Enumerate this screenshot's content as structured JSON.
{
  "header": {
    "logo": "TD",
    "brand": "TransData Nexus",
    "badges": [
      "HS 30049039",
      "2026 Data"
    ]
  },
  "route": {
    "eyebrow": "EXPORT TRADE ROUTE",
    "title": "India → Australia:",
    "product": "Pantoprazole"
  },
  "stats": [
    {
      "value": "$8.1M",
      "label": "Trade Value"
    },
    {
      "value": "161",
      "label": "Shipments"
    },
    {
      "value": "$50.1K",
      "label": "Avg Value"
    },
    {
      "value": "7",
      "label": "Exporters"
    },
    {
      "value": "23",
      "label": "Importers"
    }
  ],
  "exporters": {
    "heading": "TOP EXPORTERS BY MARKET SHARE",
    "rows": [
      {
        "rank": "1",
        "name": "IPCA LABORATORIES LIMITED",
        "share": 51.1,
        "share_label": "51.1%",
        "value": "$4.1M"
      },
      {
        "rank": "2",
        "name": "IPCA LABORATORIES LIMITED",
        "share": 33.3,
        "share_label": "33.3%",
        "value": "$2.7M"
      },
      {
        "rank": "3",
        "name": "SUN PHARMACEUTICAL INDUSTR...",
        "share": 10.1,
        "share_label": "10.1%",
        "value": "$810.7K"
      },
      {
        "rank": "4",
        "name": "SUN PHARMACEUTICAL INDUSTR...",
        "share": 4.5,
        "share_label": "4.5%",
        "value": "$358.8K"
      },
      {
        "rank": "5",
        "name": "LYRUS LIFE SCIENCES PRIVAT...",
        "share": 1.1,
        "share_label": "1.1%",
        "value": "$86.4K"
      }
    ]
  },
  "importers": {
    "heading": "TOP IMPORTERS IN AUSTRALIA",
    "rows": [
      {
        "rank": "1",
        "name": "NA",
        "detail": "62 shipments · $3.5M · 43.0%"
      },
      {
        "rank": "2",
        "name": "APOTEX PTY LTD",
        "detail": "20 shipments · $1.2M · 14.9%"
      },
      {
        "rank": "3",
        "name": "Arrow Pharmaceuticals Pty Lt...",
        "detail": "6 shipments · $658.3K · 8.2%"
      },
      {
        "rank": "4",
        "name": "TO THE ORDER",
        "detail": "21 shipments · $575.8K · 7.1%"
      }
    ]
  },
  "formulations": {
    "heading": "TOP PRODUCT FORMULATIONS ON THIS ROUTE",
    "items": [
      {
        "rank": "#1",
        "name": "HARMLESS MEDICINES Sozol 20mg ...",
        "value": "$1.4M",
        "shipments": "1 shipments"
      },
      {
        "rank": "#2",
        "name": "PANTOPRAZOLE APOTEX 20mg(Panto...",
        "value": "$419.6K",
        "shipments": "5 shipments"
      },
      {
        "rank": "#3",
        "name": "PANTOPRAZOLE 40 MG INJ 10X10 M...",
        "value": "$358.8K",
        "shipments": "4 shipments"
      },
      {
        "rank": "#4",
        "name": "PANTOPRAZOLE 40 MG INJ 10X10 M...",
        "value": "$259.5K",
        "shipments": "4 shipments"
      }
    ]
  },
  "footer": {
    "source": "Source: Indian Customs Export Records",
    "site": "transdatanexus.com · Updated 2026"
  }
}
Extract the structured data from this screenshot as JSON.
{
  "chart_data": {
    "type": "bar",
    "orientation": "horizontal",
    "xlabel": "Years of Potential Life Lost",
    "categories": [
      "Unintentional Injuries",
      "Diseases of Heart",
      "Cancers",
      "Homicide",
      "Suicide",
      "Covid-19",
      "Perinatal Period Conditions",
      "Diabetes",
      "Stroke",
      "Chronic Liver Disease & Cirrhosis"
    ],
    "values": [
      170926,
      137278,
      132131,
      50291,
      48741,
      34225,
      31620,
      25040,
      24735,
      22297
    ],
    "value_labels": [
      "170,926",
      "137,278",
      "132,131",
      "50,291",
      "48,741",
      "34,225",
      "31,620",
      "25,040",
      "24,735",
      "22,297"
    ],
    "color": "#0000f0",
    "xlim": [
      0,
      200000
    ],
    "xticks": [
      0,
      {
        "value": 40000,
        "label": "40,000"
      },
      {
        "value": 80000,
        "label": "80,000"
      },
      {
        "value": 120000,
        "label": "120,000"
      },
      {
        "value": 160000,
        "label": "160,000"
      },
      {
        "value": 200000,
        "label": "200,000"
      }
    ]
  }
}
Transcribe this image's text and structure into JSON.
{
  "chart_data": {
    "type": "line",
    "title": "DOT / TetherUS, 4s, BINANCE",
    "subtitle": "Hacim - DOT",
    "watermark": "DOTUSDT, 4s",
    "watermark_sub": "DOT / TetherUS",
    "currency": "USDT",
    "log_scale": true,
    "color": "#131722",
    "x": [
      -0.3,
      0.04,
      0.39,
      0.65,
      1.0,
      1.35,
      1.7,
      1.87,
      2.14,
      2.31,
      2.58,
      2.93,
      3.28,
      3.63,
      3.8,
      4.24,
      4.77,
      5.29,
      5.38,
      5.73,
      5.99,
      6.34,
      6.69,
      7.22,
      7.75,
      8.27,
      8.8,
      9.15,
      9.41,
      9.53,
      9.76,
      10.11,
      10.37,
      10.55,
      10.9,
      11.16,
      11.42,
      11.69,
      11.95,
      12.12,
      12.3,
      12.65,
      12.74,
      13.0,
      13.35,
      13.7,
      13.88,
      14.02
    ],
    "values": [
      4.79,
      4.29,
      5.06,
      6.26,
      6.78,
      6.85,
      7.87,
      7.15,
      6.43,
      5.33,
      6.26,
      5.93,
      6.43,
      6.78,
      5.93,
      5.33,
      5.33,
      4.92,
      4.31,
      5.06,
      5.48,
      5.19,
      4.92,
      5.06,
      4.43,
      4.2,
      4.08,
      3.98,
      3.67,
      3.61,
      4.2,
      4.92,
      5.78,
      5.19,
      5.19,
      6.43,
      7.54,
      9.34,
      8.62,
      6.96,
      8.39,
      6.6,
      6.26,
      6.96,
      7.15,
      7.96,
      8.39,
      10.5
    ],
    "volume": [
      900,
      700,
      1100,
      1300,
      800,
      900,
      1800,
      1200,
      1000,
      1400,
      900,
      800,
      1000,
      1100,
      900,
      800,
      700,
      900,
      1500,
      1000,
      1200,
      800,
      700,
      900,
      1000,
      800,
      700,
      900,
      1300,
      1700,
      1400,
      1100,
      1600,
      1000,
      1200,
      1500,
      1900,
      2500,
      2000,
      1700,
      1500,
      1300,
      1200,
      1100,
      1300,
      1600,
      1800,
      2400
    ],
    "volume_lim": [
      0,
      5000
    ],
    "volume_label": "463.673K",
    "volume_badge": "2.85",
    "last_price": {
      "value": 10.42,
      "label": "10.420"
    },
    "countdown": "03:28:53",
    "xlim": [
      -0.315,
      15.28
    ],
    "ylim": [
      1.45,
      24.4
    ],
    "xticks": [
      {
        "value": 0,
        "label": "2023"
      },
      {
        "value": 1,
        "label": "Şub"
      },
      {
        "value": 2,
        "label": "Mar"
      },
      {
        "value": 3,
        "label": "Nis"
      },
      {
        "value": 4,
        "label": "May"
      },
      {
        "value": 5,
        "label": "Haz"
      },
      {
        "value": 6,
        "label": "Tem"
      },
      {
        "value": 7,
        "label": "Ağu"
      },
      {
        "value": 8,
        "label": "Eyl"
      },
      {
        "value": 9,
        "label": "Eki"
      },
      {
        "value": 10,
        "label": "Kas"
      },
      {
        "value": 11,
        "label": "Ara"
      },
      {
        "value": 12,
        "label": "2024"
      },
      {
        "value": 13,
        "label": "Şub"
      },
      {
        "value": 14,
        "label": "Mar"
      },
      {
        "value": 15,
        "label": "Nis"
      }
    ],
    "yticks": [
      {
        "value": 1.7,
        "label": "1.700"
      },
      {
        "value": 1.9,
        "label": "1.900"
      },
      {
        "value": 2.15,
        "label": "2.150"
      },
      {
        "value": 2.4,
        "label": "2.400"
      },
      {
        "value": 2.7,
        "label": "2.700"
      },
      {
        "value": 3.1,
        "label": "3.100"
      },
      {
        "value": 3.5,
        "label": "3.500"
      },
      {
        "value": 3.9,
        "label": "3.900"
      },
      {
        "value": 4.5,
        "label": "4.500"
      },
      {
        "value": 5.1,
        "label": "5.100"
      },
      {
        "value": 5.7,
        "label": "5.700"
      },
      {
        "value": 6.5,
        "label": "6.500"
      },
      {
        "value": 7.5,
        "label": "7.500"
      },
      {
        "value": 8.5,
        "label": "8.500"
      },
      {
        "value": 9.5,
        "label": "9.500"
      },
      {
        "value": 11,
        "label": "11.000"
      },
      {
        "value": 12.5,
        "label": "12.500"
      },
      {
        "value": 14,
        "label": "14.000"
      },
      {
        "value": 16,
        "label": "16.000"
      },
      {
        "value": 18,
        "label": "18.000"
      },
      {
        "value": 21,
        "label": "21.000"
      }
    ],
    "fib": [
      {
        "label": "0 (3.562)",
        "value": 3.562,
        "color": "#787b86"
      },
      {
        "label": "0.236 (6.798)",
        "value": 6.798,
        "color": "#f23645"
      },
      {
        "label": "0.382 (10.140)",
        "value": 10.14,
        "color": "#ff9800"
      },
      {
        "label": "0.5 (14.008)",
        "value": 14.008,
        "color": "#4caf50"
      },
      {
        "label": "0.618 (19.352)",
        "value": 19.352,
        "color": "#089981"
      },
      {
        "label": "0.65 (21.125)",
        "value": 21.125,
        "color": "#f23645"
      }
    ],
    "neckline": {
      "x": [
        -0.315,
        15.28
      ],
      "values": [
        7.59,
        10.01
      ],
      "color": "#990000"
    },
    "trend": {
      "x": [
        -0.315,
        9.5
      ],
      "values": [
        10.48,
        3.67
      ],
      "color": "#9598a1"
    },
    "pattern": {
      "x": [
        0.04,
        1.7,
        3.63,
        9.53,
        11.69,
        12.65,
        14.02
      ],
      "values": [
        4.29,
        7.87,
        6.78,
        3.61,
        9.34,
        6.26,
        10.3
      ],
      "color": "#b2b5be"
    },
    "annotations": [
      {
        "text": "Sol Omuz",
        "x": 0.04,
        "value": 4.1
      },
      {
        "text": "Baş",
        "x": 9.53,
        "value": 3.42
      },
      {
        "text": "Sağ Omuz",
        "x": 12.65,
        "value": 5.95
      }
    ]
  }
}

» Brief: Look through the data above. Each line containing the word "text" needs to be copied.

» Output below:
Transcribe this image's text and structure into JSON.
        "text": "Sol Omuz",
        "text": "Baş",
        "text": "Sağ Omuz",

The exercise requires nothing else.